What the task requires: Pick out every line that holds the string "right" and copy it.

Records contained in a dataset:
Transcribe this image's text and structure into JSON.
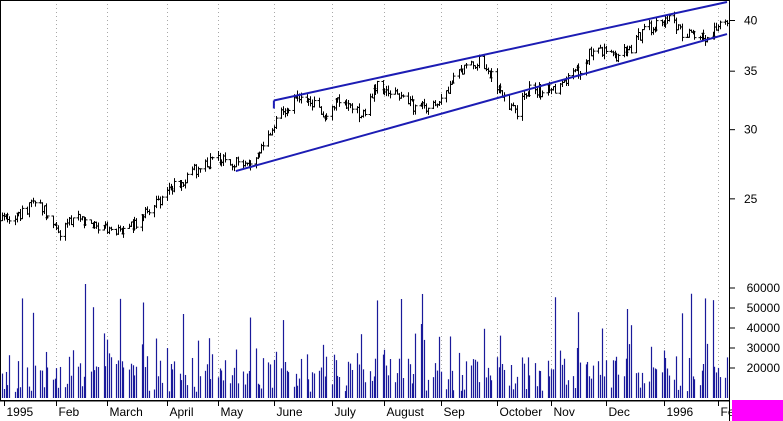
{
  "chart_data": {
    "type": "ohlc_with_volume",
    "title": "",
    "price_axis": {
      "scale": "log",
      "ticks": [
        25,
        30,
        35,
        40
      ],
      "tick_labels": [
        "25",
        "30",
        "35",
        "40"
      ],
      "range": [
        21,
        42
      ]
    },
    "volume_axis": {
      "ticks": [
        20000,
        30000,
        40000,
        50000,
        60000
      ],
      "tick_labels": [
        "20000",
        "30000",
        "40000",
        "50000",
        "60000"
      ],
      "range": [
        5000,
        68000
      ]
    },
    "x_axis": {
      "labels": [
        "1995",
        "Feb",
        "March",
        "April",
        "May",
        "June",
        "July",
        "August",
        "Sep",
        "October",
        "Nov",
        "Dec",
        "1996",
        "Fe"
      ],
      "label_dates": [
        "1995-01-03",
        "1995-02-01",
        "1995-03-01",
        "1995-04-03",
        "1995-05-01",
        "1995-06-01",
        "1995-07-03",
        "1995-08-01",
        "1995-09-01",
        "1995-10-02",
        "1995-11-01",
        "1995-12-01",
        "1996-01-02",
        "1996-02-01"
      ],
      "start": "1995-01-02",
      "end": "1996-02-06"
    },
    "channel": {
      "upper": [
        [
          "1995-06-01",
          32.4
        ],
        [
          "1996-02-06",
          42.0
        ]
      ],
      "lower": [
        [
          "1995-05-11",
          26.9
        ],
        [
          "1996-02-06",
          38.6
        ]
      ]
    },
    "price_anchors": [
      [
        "1995-01-02",
        23.6
      ],
      [
        "1995-01-12",
        24.0
      ],
      [
        "1995-01-20",
        24.7
      ],
      [
        "1995-01-27",
        24.0
      ],
      [
        "1995-02-03",
        22.6
      ],
      [
        "1995-02-10",
        23.8
      ],
      [
        "1995-02-20",
        23.5
      ],
      [
        "1995-03-01",
        23.1
      ],
      [
        "1995-03-10",
        23.0
      ],
      [
        "1995-03-17",
        23.4
      ],
      [
        "1995-03-24",
        24.3
      ],
      [
        "1995-03-31",
        24.9
      ],
      [
        "1995-04-07",
        25.8
      ],
      [
        "1995-04-14",
        26.4
      ],
      [
        "1995-04-21",
        27.3
      ],
      [
        "1995-04-28",
        27.6
      ],
      [
        "1995-05-05",
        27.9
      ],
      [
        "1995-05-12",
        27.4
      ],
      [
        "1995-05-19",
        27.6
      ],
      [
        "1995-05-26",
        28.9
      ],
      [
        "1995-06-01",
        30.3
      ],
      [
        "1995-06-08",
        31.9
      ],
      [
        "1995-06-15",
        32.5
      ],
      [
        "1995-06-22",
        32.3
      ],
      [
        "1995-06-29",
        31.3
      ],
      [
        "1995-07-07",
        32.4
      ],
      [
        "1995-07-14",
        31.6
      ],
      [
        "1995-07-21",
        31.3
      ],
      [
        "1995-07-28",
        33.6
      ],
      [
        "1995-08-04",
        33.3
      ],
      [
        "1995-08-11",
        32.5
      ],
      [
        "1995-08-18",
        31.8
      ],
      [
        "1995-08-25",
        32.0
      ],
      [
        "1995-09-01",
        32.5
      ],
      [
        "1995-09-08",
        34.2
      ],
      [
        "1995-09-15",
        35.5
      ],
      [
        "1995-09-22",
        35.9
      ],
      [
        "1995-09-29",
        34.5
      ],
      [
        "1995-10-06",
        32.6
      ],
      [
        "1995-10-13",
        31.5
      ],
      [
        "1995-10-20",
        33.3
      ],
      [
        "1995-10-27",
        33.1
      ],
      [
        "1995-11-03",
        33.5
      ],
      [
        "1995-11-10",
        34.3
      ],
      [
        "1995-11-17",
        35.2
      ],
      [
        "1995-11-24",
        37.3
      ],
      [
        "1995-12-01",
        36.6
      ],
      [
        "1995-12-08",
        36.4
      ],
      [
        "1995-12-15",
        37.2
      ],
      [
        "1995-12-22",
        39.0
      ],
      [
        "1995-12-29",
        39.5
      ],
      [
        "1996-01-05",
        40.2
      ],
      [
        "1996-01-12",
        38.8
      ],
      [
        "1996-01-19",
        38.8
      ],
      [
        "1996-01-26",
        38.3
      ],
      [
        "1996-02-02",
        39.6
      ],
      [
        "1996-02-06",
        39.8
      ]
    ],
    "volume_range": [
      5000,
      62000
    ],
    "grid": "vertical dotted at month boundaries",
    "volume_axis_on": "right",
    "price_axis_on": "right"
  }
}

Written answer:
    "volume_axis_on": "right",
    "price_axis_on": "right"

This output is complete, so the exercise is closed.